## Begin DATASET

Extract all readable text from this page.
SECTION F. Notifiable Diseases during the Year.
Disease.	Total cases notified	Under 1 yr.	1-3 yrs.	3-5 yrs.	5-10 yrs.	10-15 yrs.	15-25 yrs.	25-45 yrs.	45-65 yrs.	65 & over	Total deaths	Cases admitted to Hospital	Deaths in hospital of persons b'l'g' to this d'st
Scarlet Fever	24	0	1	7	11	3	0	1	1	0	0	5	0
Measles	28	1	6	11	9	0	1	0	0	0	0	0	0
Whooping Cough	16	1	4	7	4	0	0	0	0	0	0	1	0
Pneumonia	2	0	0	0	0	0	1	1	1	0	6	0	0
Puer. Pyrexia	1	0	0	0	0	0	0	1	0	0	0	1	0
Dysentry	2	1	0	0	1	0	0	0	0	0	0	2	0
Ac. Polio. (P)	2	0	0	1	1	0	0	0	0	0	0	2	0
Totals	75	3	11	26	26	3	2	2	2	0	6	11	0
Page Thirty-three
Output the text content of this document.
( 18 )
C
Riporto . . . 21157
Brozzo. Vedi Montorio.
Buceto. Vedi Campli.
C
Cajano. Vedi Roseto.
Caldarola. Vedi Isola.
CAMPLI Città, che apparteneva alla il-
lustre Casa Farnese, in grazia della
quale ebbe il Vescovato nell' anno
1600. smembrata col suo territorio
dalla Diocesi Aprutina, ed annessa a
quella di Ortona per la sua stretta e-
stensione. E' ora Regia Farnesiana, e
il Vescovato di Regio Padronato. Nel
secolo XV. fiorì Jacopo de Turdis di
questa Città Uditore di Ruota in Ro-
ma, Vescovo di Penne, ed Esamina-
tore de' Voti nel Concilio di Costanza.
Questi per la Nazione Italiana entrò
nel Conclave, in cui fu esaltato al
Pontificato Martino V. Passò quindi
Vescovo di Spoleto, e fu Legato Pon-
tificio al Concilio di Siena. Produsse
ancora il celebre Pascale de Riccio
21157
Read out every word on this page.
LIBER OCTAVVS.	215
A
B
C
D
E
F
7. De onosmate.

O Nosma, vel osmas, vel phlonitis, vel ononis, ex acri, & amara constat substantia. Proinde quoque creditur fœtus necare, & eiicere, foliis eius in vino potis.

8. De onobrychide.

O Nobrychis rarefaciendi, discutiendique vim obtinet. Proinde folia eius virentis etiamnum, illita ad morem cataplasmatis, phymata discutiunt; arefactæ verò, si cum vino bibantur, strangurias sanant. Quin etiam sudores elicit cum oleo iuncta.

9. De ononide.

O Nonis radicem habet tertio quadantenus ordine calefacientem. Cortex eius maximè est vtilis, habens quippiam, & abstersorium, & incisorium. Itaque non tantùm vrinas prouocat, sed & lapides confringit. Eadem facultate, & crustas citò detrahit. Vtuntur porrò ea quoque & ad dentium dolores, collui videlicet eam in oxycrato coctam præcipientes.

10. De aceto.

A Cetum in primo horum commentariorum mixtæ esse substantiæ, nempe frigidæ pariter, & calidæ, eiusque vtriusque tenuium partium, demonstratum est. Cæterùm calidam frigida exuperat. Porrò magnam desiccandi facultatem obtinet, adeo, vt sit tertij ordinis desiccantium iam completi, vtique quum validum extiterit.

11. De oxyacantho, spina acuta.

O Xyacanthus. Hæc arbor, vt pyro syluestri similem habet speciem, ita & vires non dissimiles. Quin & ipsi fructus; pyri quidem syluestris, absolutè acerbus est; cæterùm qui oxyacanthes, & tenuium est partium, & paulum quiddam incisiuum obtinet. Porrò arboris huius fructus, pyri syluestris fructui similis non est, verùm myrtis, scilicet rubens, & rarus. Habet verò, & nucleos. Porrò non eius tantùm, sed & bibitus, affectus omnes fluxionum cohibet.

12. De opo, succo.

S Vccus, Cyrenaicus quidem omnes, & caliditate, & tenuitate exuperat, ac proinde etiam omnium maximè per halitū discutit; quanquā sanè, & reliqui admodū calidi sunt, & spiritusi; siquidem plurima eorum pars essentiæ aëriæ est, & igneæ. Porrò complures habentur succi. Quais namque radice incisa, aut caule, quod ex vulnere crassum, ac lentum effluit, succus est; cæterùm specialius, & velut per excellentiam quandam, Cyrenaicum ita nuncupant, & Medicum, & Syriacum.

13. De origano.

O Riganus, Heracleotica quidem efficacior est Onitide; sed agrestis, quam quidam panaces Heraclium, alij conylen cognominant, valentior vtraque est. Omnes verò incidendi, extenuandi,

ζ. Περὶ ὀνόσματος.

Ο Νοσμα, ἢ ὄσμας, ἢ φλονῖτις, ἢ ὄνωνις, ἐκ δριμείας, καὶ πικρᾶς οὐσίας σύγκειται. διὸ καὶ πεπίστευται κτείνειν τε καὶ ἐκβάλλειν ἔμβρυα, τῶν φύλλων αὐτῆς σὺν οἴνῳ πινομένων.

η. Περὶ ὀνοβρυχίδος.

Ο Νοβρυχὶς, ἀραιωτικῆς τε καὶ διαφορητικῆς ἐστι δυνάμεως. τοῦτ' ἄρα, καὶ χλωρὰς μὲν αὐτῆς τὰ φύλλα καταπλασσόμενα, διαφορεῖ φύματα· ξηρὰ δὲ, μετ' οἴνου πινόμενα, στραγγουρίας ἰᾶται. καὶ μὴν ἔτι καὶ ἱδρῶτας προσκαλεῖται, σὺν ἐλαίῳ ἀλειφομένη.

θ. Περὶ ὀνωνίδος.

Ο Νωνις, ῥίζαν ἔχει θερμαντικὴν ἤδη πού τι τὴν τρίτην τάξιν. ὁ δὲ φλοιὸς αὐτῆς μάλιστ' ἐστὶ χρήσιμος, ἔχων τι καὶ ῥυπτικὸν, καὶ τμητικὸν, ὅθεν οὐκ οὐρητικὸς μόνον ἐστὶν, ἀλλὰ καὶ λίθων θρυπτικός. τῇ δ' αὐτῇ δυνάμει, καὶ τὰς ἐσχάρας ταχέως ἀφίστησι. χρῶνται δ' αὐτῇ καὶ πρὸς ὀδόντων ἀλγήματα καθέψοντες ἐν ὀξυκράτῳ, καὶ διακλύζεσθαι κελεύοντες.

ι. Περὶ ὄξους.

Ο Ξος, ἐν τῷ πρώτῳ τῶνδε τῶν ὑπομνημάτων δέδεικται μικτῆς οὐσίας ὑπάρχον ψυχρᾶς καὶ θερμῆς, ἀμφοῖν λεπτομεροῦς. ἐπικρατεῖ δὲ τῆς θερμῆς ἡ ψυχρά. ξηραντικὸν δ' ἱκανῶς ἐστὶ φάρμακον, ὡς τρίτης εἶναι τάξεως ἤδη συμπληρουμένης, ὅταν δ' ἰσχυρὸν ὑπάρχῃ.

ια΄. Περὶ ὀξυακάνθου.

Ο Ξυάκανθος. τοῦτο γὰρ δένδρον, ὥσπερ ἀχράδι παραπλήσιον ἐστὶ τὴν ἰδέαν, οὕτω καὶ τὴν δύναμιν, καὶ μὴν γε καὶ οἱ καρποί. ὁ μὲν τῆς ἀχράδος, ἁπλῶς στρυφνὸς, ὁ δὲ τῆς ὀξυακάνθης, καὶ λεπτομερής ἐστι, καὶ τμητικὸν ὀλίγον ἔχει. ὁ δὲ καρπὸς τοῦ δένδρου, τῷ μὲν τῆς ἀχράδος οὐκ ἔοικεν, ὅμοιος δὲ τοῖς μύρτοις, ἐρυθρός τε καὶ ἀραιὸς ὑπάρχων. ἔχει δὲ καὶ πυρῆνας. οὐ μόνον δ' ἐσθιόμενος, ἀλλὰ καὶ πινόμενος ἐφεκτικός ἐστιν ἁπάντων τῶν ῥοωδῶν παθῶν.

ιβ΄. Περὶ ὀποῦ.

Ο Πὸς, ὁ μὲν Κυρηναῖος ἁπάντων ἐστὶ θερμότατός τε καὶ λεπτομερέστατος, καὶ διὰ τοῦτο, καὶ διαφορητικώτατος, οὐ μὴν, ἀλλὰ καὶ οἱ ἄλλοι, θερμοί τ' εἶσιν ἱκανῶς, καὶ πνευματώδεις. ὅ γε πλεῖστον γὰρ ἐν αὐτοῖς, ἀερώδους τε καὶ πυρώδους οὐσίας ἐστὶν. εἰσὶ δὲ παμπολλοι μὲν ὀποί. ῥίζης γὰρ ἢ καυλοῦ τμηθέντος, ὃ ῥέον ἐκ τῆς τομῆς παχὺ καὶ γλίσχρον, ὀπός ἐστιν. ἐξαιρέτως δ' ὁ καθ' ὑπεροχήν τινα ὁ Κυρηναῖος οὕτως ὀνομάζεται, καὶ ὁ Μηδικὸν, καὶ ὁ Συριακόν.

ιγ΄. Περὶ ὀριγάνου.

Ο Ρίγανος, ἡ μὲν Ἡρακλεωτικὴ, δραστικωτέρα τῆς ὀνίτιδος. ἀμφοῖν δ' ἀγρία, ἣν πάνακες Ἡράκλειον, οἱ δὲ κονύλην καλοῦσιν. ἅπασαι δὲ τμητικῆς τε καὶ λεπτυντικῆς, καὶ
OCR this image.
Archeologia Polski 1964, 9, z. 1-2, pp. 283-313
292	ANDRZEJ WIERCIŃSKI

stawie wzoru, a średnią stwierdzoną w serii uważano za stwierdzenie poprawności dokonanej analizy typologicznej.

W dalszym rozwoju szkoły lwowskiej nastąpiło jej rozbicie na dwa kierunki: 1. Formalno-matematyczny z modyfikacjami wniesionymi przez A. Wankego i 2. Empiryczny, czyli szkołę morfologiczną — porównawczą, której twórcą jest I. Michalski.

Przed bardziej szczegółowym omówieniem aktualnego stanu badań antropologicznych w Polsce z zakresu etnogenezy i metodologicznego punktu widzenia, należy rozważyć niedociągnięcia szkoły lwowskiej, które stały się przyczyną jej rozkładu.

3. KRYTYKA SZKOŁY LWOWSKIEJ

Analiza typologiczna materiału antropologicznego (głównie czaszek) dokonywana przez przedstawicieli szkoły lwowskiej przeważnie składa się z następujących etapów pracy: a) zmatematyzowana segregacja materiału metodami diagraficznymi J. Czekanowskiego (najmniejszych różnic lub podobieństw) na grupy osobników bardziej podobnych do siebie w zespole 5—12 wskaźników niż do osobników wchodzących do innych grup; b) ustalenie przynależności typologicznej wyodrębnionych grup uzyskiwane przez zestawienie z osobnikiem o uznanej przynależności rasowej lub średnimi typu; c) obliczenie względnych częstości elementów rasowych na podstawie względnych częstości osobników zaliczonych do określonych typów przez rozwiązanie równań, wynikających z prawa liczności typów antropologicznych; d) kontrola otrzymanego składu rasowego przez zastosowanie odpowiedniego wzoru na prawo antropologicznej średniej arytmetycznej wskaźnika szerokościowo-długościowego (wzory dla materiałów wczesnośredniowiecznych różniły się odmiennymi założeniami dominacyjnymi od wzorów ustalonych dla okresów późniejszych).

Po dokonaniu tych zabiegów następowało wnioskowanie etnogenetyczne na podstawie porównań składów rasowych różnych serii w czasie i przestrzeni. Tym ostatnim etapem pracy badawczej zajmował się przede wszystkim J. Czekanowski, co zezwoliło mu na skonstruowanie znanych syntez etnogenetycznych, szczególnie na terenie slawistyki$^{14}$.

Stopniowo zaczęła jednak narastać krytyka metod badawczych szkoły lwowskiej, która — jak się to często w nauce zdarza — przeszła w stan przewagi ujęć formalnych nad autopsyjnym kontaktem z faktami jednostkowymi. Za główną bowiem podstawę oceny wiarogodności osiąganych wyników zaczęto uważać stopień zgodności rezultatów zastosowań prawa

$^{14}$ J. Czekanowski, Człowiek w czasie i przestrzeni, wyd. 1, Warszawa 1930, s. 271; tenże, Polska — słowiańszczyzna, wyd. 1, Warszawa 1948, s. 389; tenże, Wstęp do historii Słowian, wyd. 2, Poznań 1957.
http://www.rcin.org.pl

## End DATASET

SET EXERCISE
All lines in the data that contain the word "text" should be copied.

CORRECT ANSWER
Extract all readable text from this page.
Output the text content of this document.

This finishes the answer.